Testo fornito:
Si scriverà di tutto, si rivedranno i tanti gol, le mirabilie del più grande calciatore di tutti i tempi, si assisterà alle continue testimonianze del mondo calcistico e non, ma quello che non sarà possibile esprimere è il sentimento dei napoletani, un popolo che si è assolutamente lasciato andare ad un amore inspiegabile, viscerale, indissolubile. E’ morto Diego, è morto il re, è morta una parte di Napoli; una città che ha lasciato quasi trent’anni fa ma che non ha mai smesso di amarlo alla follia e venerarlo come un Dio. Difficile non rischiare di andare verso l’ovvietà, di scrivere cose scontate ma con Maradona va via una parte di tutti noi, di quei bambini che hanno sognato con Lui, di un popolo che finalmente poteva urlare la propria gioia al cospetto delle grandi potenze del Nord. Diego ha rappresentato e rappresenta ancora Napoli nel mondo, perché nessun personaggio ha mai difeso la città partenopea come questo riccioluto ragazzo arrivato dalla lontana Argentina; la lotta contro il potere quando aveva la possibilità di stare con i più forti. E’ proprio questo che lo fa essere unico e che piaccia o meno al resto del mondo non possono esserci paragoni, mai. Spesso si leggono di similitudini, statistiche, record, numero di presenze o gol ma le lasciamo ad altri, agli stolti, agli invidiosi o semplicemente a chi è assolutamente avulso da dinamiche legate al calcio ed alla magia, alla poesia e alla straordinaria unicità che la sua sola presenza riusciva a sprigionare.

Arrivò a Napoli nel 1984 in un caldo giorno di luglio ed il San Paolo si vestì a festa per vederlo dare un calcio ad un pallone e rivolgere un breve saluto alla folla, una folla di 60mila persone disposte a sborsare 1000 lire per accogliere il suo Messia, quasi avessero l’esatto presentimento di quello che sarebbe stato. Un Mito capace di sovvertire la situazione geopolitica di un’Italia che contava nell’albo d’oro vittorie di squadre esclusivamente del centro-nord, un difensore della napoletanità, uno scugnizzo che ha fatto più di chiunque altro napoletano. Sarebbe curioso quantificare il numero di nascite salutate con il suo nome a Napoli negli ultimi anni, una miriade…

Potrei scrivere migliaia di pagine dedicate a Diego, il mio Dio, magari però ce ne occuperemo con maggiore minuzia di particolari nei prossimi giorni, adesso si fa tanta fatica a scrivere, a resistere alle lacrime che copiose non si arrestano. Una cosa però ci sentiamo di gridare con forza, Napoli ha l’obbligo di intitolargli il nome dello stadio San Paolo, è il minimo.

Ed allora, forte parte la nostra richiesta al Sindaco De Magistris, assiduo frequentatore dello stadio quando gioca il Napoli.

Abbiamo il dovere di intitolare lo stadio a DIEGO ARMANDO MARADONA!

Dati per l'analisi del layout dei documenti

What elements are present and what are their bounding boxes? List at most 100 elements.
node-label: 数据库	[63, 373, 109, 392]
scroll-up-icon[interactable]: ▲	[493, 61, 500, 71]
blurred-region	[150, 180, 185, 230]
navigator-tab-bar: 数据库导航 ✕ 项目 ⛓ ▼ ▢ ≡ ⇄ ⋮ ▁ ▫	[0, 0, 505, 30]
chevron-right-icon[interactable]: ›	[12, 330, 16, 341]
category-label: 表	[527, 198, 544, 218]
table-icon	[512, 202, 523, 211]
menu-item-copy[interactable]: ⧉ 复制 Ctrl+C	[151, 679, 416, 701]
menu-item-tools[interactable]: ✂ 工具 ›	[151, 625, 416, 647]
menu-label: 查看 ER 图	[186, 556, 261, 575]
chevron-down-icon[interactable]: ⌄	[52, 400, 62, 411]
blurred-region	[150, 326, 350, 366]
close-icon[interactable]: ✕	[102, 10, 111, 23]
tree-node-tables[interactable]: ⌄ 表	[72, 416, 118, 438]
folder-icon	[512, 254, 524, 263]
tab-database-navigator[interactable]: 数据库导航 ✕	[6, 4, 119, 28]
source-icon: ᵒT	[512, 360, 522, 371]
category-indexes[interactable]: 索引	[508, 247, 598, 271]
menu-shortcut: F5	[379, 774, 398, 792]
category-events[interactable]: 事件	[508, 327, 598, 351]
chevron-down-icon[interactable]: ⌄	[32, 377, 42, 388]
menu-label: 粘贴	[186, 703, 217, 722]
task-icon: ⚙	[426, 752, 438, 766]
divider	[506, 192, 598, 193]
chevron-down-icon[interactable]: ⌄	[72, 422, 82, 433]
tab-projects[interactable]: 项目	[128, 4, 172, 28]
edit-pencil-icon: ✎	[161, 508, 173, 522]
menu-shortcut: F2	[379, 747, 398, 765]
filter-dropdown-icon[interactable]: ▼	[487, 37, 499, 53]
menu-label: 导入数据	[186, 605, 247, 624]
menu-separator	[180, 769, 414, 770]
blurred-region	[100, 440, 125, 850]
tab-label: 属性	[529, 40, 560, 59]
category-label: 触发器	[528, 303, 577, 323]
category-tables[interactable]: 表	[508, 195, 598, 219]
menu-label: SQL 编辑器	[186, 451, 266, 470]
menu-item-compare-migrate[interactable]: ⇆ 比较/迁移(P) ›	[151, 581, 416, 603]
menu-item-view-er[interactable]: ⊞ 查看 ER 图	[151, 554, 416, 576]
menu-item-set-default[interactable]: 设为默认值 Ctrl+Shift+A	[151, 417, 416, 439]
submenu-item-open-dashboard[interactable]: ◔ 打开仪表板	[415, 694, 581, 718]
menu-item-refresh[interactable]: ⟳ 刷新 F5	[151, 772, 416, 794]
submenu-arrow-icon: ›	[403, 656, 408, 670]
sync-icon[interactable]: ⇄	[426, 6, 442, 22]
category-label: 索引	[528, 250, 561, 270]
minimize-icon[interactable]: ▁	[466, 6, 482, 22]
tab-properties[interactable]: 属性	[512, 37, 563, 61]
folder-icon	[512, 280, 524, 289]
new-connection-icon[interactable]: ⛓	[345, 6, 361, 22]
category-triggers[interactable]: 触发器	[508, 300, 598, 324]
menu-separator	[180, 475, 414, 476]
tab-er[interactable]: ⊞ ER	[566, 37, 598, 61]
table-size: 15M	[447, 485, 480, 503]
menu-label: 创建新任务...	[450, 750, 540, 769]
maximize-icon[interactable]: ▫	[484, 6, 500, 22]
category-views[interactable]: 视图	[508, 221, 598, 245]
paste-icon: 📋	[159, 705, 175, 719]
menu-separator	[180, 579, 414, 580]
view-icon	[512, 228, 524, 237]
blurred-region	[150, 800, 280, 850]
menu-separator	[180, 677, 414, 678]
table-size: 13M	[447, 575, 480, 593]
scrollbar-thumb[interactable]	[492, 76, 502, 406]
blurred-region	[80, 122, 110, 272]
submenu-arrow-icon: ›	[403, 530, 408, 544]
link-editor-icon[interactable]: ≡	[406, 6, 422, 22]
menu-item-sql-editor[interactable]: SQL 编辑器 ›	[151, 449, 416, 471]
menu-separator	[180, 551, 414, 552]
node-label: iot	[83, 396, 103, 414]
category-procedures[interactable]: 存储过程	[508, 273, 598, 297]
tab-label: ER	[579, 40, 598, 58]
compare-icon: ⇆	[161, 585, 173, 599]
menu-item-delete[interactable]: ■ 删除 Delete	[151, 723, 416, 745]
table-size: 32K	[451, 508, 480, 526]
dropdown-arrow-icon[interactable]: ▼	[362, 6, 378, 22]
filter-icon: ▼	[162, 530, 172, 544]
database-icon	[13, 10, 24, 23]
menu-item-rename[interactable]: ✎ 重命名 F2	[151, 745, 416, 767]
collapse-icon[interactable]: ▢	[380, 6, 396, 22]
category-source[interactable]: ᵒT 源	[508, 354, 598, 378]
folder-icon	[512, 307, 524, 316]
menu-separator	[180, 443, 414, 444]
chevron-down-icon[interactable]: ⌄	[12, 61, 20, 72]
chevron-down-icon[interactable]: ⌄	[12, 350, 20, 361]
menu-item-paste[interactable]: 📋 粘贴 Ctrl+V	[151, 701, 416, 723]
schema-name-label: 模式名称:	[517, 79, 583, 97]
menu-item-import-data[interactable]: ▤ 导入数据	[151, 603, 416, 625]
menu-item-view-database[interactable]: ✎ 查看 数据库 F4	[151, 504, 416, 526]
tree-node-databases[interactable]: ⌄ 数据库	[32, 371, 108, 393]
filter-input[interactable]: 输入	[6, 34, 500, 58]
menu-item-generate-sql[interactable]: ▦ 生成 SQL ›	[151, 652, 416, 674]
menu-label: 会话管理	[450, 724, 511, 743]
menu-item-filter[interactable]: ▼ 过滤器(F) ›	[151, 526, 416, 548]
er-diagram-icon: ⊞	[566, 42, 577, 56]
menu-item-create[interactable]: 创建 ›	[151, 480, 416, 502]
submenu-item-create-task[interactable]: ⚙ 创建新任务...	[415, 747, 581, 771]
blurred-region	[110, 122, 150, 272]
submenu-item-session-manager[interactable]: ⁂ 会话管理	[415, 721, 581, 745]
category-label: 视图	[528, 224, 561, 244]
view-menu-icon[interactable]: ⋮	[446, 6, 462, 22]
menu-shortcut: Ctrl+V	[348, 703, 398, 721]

Obiettivo del compito:
Secondo il testo su Maradona, in quale anno e in quale mese arrivò a Napoli?

Risposta al compito:
Nel luglio del 1984.